==== INFORMATION SUPPLIED ====

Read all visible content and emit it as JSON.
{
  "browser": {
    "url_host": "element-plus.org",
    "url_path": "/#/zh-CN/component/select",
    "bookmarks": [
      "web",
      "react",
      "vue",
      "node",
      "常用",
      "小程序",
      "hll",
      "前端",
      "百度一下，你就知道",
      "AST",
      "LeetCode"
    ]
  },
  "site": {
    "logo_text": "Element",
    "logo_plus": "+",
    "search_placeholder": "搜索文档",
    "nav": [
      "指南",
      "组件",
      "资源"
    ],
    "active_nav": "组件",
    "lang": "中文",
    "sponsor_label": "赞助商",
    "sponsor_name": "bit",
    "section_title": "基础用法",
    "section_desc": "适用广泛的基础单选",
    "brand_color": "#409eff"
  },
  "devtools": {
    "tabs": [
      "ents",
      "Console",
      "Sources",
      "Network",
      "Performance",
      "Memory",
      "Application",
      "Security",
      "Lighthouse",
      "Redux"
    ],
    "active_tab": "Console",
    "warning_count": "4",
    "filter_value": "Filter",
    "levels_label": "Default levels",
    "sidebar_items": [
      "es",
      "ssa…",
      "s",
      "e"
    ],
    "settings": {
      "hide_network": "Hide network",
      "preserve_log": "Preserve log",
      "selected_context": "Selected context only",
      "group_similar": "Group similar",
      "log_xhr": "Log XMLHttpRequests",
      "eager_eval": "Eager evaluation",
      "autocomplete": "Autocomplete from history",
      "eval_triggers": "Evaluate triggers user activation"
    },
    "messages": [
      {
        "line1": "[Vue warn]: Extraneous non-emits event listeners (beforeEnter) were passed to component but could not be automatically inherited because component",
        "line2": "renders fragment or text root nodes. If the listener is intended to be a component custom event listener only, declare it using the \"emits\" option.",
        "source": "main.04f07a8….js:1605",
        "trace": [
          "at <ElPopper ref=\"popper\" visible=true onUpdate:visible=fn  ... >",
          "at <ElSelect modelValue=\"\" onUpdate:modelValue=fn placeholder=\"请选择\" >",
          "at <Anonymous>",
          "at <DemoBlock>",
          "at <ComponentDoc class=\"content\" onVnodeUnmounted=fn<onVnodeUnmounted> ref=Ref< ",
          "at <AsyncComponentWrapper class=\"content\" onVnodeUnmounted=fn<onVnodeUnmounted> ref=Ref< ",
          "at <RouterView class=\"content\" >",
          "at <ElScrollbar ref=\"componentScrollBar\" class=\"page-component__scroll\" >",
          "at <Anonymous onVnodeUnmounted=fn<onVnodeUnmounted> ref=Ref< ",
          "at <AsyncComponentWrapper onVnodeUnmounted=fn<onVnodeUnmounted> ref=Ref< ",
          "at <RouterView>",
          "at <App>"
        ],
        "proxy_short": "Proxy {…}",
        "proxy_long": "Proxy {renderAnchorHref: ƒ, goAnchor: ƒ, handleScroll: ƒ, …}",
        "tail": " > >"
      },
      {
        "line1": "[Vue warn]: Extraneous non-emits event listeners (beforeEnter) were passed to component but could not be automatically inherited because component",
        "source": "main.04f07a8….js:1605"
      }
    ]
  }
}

====

For each line of the listing that holds the word "visible", show that line.

Read all visible content and emit it as JSON.
          "at <ElPopper ref=\"popper\" visible=true onUpdate:visible=fn  ... >",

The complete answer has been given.